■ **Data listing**
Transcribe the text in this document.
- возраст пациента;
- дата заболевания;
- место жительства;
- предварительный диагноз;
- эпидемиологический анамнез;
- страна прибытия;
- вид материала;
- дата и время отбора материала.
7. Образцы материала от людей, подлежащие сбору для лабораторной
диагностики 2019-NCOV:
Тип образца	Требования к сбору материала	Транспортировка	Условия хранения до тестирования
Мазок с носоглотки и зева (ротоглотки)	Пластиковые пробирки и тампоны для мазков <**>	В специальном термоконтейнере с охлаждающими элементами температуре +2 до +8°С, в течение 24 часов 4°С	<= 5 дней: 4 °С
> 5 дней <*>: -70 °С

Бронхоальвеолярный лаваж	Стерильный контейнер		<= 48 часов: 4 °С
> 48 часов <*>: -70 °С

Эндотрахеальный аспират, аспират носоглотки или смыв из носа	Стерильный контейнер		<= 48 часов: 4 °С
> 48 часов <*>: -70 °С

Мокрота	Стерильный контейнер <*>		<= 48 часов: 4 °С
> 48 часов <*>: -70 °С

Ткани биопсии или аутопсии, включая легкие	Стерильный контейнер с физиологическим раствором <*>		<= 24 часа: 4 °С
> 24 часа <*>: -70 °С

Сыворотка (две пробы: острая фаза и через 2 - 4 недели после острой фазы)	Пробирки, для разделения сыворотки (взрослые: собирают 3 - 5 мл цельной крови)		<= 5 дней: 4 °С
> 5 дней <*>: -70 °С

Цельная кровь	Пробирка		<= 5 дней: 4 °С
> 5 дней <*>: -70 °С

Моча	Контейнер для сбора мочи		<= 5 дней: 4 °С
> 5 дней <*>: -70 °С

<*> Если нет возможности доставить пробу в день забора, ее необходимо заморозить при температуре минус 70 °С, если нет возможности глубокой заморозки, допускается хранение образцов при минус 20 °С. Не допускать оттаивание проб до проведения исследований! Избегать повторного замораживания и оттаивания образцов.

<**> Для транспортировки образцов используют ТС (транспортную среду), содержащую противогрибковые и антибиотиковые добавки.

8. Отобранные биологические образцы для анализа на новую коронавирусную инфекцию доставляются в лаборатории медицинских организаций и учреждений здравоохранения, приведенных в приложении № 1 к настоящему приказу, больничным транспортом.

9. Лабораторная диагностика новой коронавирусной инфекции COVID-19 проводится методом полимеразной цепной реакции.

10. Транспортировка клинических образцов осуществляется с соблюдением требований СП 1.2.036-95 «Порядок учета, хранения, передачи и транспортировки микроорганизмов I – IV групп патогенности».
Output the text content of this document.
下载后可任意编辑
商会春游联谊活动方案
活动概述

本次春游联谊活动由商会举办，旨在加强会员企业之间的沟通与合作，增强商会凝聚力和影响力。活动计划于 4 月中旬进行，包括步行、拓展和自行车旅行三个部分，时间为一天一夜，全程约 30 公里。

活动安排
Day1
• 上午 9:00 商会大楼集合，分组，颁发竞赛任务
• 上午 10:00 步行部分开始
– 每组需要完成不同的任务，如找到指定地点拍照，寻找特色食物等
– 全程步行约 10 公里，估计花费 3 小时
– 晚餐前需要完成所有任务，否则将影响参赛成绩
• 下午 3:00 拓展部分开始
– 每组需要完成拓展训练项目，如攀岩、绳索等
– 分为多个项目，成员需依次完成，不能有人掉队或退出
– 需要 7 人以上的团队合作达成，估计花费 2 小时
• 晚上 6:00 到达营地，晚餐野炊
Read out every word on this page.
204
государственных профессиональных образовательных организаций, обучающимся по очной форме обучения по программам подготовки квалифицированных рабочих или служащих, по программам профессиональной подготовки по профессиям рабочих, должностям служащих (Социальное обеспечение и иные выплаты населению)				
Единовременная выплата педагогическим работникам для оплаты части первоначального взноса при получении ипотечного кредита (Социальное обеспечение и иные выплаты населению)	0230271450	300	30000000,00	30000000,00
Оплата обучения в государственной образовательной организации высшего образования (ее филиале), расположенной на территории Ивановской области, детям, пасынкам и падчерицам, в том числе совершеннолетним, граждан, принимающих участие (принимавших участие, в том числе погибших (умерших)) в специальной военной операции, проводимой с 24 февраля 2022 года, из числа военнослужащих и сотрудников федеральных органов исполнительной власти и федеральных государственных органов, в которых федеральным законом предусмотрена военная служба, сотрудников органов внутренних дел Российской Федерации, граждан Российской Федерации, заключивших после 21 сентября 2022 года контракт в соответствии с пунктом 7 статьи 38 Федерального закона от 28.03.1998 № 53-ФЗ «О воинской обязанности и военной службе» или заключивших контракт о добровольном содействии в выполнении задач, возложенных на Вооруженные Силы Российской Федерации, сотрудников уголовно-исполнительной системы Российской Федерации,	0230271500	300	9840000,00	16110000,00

■ **WHAT THIS TASK INVOLVES**
Print back all the lines verbatim.

■ **WRITTEN SOLUTION**
Transcribe the text in this document.
- возраст пациента;
- дата заболевания;
- место жительства;
- предварительный диагноз;
- эпидемиологический анамнез;
- страна прибытия;
- вид материала;
- дата и время отбора материала.
7. Образцы материала от людей, подлежащие сбору для лабораторной
диагностики 2019-NCOV:
Тип образца	Требования к сбору материала	Транспортировка	Условия хранения до тестирования
Мазок с носоглотки и зева (ротоглотки)	Пластиковые пробирки и тампоны для мазков <**>	В специальном термоконтейнере с охлаждающими элементами температуре +2 до +8°С, в течение 24 часов 4°С	<= 5 дней: 4 °С
> 5 дней <*>: -70 °С

Бронхоальвеолярный лаваж	Стерильный контейнер		<= 48 часов: 4 °С
> 48 часов <*>: -70 °С

Эндотрахеальный аспират, аспират носоглотки или смыв из носа	Стерильный контейнер		<= 48 часов: 4 °С
> 48 часов <*>: -70 °С

Мокрота	Стерильный контейнер <*>		<= 48 часов: 4 °С
> 48 часов <*>: -70 °С

Ткани биопсии или аутопсии, включая легкие	Стерильный контейнер с физиологическим раствором <*>		<= 24 часа: 4 °С
> 24 часа <*>: -70 °С

Сыворотка (две пробы: острая фаза и через 2 - 4 недели после острой фазы)	Пробирки, для разделения сыворотки (взрослые: собирают 3 - 5 мл цельной крови)		<= 5 дней: 4 °С
> 5 дней <*>: -70 °С

Цельная кровь	Пробирка		<= 5 дней: 4 °С
> 5 дней <*>: -70 °С

Моча	Контейнер для сбора мочи		<= 5 дней: 4 °С
> 5 дней <*>: -70 °С

<*> Если нет возможности доставить пробу в день забора, ее необходимо заморозить при температуре минус 70 °С, если нет возможности глубокой заморозки, допускается хранение образцов при минус 20 °С. Не допускать оттаивание проб до проведения исследований! Избегать повторного замораживания и оттаивания образцов.

<**> Для транспортировки образцов используют ТС (транспортную среду), содержащую противогрибковые и антибиотиковые добавки.

8. Отобранные биологические образцы для анализа на новую коронавирусную инфекцию доставляются в лаборатории медицинских организаций и учреждений здравоохранения, приведенных в приложении № 1 к настоящему приказу, больничным транспортом.

9. Лабораторная диагностика новой коронавирусной инфекции COVID-19 проводится методом полимеразной цепной реакции.

10. Транспортировка клинических образцов осуществляется с соблюдением требований СП 1.2.036-95 «Порядок учета, хранения, передачи и транспортировки микроорганизмов I – IV групп патогенности».
Output the text content of this document.
下载后可任意编辑
商会春游联谊活动方案
活动概述

本次春游联谊活动由商会举办，旨在加强会员企业之间的沟通与合作，增强商会凝聚力和影响力。活动计划于 4 月中旬进行，包括步行、拓展和自行车旅行三个部分，时间为一天一夜，全程约 30 公里。

活动安排
Day1
• 上午 9:00 商会大楼集合，分组，颁发竞赛任务
• 上午 10:00 步行部分开始
– 每组需要完成不同的任务，如找到指定地点拍照，寻找特色食物等
– 全程步行约 10 公里，估计花费 3 小时
– 晚餐前需要完成所有任务，否则将影响参赛成绩
• 下午 3:00 拓展部分开始
– 每组需要完成拓展训练项目，如攀岩、绳索等
– 分为多个项目，成员需依次完成，不能有人掉队或退出
– 需要 7 人以上的团队合作达成，估计花费 2 小时
• 晚上 6:00 到达营地，晚餐野炊
Read out every word on this page.
204
государственных профессиональных образовательных организаций, обучающимся по очной форме обучения по программам подготовки квалифицированных рабочих или служащих, по программам профессиональной подготовки по профессиям рабочих, должностям служащих (Социальное обеспечение и иные выплаты населению)				
Единовременная выплата педагогическим работникам для оплаты части первоначального взноса при получении ипотечного кредита (Социальное обеспечение и иные выплаты населению)	0230271450	300	30000000,00	30000000,00
Оплата обучения в государственной образовательной организации высшего образования (ее филиале), расположенной на территории Ивановской области, детям, пасынкам и падчерицам, в том числе совершеннолетним, граждан, принимающих участие (принимавших участие, в том числе погибших (умерших)) в специальной военной операции, проводимой с 24 февраля 2022 года, из числа военнослужащих и сотрудников федеральных органов исполнительной власти и федеральных государственных органов, в которых федеральным законом предусмотрена военная служба, сотрудников органов внутренних дел Российской Федерации, граждан Российской Федерации, заключивших после 21 сентября 2022 года контракт в соответствии с пунктом 7 статьи 38 Федерального закона от 28.03.1998 № 53-ФЗ «О воинской обязанности и военной службе» или заключивших контракт о добровольном содействии в выполнении задач, возложенных на Вооруженные Силы Российской Федерации, сотрудников уголовно-исполнительной системы Российской Федерации,	0230271500	300	9840000,00	16110000,00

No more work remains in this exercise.